> [DATA FOR PROCESSING]
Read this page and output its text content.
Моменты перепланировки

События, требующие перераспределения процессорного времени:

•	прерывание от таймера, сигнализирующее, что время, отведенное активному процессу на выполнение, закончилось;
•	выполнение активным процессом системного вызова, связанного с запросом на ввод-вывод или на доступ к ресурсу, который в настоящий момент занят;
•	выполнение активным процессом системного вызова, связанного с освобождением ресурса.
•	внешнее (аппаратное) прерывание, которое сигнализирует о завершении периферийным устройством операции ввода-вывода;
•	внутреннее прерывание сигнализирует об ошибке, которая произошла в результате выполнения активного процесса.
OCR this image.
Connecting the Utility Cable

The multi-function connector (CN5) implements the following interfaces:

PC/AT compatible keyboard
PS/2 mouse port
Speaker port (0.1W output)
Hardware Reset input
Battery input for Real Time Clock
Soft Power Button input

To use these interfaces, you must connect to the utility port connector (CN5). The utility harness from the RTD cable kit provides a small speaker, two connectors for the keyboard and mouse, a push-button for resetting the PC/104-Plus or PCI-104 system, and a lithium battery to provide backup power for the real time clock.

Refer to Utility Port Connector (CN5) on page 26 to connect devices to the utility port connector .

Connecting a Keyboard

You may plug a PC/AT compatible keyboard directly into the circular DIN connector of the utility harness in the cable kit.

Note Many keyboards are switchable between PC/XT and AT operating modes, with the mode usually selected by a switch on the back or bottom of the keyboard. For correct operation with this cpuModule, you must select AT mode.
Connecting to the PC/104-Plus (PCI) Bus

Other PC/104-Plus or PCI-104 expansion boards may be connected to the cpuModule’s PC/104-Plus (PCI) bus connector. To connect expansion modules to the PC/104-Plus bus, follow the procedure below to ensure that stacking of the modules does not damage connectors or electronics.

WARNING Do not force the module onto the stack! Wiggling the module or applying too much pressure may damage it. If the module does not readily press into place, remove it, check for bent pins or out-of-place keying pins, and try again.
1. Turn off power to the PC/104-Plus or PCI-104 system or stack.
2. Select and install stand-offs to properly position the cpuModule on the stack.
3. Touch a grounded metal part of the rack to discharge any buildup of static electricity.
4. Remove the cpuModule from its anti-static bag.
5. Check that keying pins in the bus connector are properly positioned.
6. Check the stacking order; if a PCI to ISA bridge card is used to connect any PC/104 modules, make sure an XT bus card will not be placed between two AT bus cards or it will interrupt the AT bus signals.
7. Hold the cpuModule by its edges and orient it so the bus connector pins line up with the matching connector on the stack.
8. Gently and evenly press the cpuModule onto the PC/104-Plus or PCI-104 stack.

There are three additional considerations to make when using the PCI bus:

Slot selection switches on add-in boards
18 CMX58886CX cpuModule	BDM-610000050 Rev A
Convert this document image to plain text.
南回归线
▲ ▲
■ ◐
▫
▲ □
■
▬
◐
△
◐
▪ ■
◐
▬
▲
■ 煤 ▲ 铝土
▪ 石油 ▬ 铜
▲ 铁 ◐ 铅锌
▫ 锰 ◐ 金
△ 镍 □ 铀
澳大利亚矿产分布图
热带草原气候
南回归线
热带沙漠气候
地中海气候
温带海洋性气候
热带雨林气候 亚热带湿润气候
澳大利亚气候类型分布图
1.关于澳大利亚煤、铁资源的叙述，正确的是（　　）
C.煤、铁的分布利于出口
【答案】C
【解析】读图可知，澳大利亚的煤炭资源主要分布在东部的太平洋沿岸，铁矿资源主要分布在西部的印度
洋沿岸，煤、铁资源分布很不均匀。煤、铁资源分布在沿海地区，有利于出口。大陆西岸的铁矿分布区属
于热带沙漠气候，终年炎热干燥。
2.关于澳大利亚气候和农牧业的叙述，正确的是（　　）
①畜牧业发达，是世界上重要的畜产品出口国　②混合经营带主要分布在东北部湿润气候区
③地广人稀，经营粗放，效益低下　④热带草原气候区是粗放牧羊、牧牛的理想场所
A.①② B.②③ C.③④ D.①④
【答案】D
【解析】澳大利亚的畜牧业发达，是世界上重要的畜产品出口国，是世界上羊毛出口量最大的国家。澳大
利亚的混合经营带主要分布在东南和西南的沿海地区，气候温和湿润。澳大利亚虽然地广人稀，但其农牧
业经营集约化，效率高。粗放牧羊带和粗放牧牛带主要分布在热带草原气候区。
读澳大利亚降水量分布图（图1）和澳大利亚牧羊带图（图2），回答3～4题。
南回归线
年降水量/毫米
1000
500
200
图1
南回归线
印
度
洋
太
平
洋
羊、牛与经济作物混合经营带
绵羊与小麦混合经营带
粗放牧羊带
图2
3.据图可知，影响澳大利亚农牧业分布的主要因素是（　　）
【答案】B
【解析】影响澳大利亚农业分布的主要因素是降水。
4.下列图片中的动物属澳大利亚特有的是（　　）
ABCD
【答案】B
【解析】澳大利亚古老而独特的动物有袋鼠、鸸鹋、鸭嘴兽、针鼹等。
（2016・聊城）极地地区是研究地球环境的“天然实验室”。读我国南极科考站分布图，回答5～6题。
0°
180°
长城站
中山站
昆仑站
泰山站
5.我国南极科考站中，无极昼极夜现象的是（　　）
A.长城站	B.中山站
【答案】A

> [DIRECTIONS FOR THIS TASK]
Quote every entry exactly.

> [TASK ANSWER]
Read this page and output its text content.
Моменты перепланировки

События, требующие перераспределения процессорного времени:

•	прерывание от таймера, сигнализирующее, что время, отведенное активному процессу на выполнение, закончилось;
•	выполнение активным процессом системного вызова, связанного с запросом на ввод-вывод или на доступ к ресурсу, который в настоящий момент занят;
•	выполнение активным процессом системного вызова, связанного с освобождением ресурса.
•	внешнее (аппаратное) прерывание, которое сигнализирует о завершении периферийным устройством операции ввода-вывода;
•	внутреннее прерывание сигнализирует об ошибке, которая произошла в результате выполнения активного процесса.
OCR this image.
Connecting the Utility Cable

The multi-function connector (CN5) implements the following interfaces:

PC/AT compatible keyboard
PS/2 mouse port
Speaker port (0.1W output)
Hardware Reset input
Battery input for Real Time Clock
Soft Power Button input

To use these interfaces, you must connect to the utility port connector (CN5). The utility harness from the RTD cable kit provides a small speaker, two connectors for the keyboard and mouse, a push-button for resetting the PC/104-Plus or PCI-104 system, and a lithium battery to provide backup power for the real time clock.

Refer to Utility Port Connector (CN5) on page 26 to connect devices to the utility port connector .

Connecting a Keyboard

You may plug a PC/AT compatible keyboard directly into the circular DIN connector of the utility harness in the cable kit.

Note Many keyboards are switchable between PC/XT and AT operating modes, with the mode usually selected by a switch on the back or bottom of the keyboard. For correct operation with this cpuModule, you must select AT mode.
Connecting to the PC/104-Plus (PCI) Bus

Other PC/104-Plus or PCI-104 expansion boards may be connected to the cpuModule’s PC/104-Plus (PCI) bus connector. To connect expansion modules to the PC/104-Plus bus, follow the procedure below to ensure that stacking of the modules does not damage connectors or electronics.

WARNING Do not force the module onto the stack! Wiggling the module or applying too much pressure may damage it. If the module does not readily press into place, remove it, check for bent pins or out-of-place keying pins, and try again.
1. Turn off power to the PC/104-Plus or PCI-104 system or stack.
2. Select and install stand-offs to properly position the cpuModule on the stack.
3. Touch a grounded metal part of the rack to discharge any buildup of static electricity.
4. Remove the cpuModule from its anti-static bag.
5. Check that keying pins in the bus connector are properly positioned.
6. Check the stacking order; if a PCI to ISA bridge card is used to connect any PC/104 modules, make sure an XT bus card will not be placed between two AT bus cards or it will interrupt the AT bus signals.
7. Hold the cpuModule by its edges and orient it so the bus connector pins line up with the matching connector on the stack.
8. Gently and evenly press the cpuModule onto the PC/104-Plus or PCI-104 stack.

There are three additional considerations to make when using the PCI bus:

Slot selection switches on add-in boards
18 CMX58886CX cpuModule	BDM-610000050 Rev A
Convert this document image to plain text.
南回归线
▲ ▲
■ ◐
▫
▲ □
■
▬
◐
△
◐
▪ ■
◐
▬
▲
■ 煤 ▲ 铝土
▪ 石油 ▬ 铜
▲ 铁 ◐ 铅锌
▫ 锰 ◐ 金
△ 镍 □ 铀
澳大利亚矿产分布图
热带草原气候
南回归线
热带沙漠气候
地中海气候
温带海洋性气候
热带雨林气候 亚热带湿润气候
澳大利亚气候类型分布图
1.关于澳大利亚煤、铁资源的叙述，正确的是（　　）
C.煤、铁的分布利于出口
【答案】C
【解析】读图可知，澳大利亚的煤炭资源主要分布在东部的太平洋沿岸，铁矿资源主要分布在西部的印度
洋沿岸，煤、铁资源分布很不均匀。煤、铁资源分布在沿海地区，有利于出口。大陆西岸的铁矿分布区属
于热带沙漠气候，终年炎热干燥。
2.关于澳大利亚气候和农牧业的叙述，正确的是（　　）
①畜牧业发达，是世界上重要的畜产品出口国　②混合经营带主要分布在东北部湿润气候区
③地广人稀，经营粗放，效益低下　④热带草原气候区是粗放牧羊、牧牛的理想场所
A.①② B.②③ C.③④ D.①④
【答案】D
【解析】澳大利亚的畜牧业发达，是世界上重要的畜产品出口国，是世界上羊毛出口量最大的国家。澳大
利亚的混合经营带主要分布在东南和西南的沿海地区，气候温和湿润。澳大利亚虽然地广人稀，但其农牧
业经营集约化，效率高。粗放牧羊带和粗放牧牛带主要分布在热带草原气候区。
读澳大利亚降水量分布图（图1）和澳大利亚牧羊带图（图2），回答3～4题。
南回归线
年降水量/毫米
1000
500
200
图1
南回归线
印
度
洋
太
平
洋
羊、牛与经济作物混合经营带
绵羊与小麦混合经营带
粗放牧羊带
图2
3.据图可知，影响澳大利亚农牧业分布的主要因素是（　　）
【答案】B
【解析】影响澳大利亚农业分布的主要因素是降水。
4.下列图片中的动物属澳大利亚特有的是（　　）
ABCD
【答案】B
【解析】澳大利亚古老而独特的动物有袋鼠、鸸鹋、鸭嘴兽、针鼹等。
（2016・聊城）极地地区是研究地球环境的“天然实验室”。读我国南极科考站分布图，回答5～6题。
0°
180°
长城站
中山站
昆仑站
泰山站
5.我国南极科考站中，无极昼极夜现象的是（　　）
A.长城站	B.中山站
【答案】A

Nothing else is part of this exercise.